EXERCISE OBJECTIVE
Report every line in the listing below where the string "Santander" shows up.

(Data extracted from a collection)
━━━━━━━━━━━━━━━━━━━━━━━━━━━━━━
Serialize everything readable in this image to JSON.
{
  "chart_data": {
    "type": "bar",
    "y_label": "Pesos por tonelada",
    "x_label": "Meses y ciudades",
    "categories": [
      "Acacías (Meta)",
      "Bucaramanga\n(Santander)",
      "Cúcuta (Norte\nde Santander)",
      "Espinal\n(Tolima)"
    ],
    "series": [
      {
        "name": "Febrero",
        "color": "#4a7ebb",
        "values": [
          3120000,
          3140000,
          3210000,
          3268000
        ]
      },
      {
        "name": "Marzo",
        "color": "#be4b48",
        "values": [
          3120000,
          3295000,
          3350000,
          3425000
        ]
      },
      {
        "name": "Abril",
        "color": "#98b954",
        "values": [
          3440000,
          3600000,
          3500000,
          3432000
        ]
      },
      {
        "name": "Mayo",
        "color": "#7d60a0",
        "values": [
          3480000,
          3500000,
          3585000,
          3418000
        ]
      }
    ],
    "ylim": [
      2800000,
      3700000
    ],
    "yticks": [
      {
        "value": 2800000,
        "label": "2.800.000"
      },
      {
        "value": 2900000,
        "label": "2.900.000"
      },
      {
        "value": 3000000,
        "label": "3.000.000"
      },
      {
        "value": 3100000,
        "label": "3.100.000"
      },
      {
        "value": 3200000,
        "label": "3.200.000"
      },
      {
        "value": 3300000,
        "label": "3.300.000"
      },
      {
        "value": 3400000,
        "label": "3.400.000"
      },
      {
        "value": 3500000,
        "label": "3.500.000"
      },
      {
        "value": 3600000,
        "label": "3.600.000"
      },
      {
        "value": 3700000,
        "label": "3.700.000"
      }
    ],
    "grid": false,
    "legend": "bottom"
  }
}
━━━━━━━━━━━━━━━━━━━━━━━━━━━━━━
WRITTEN RESPONSE
      "Bucaramanga\n(Santander)",
      "Cúcuta (Norte\nde Santander)",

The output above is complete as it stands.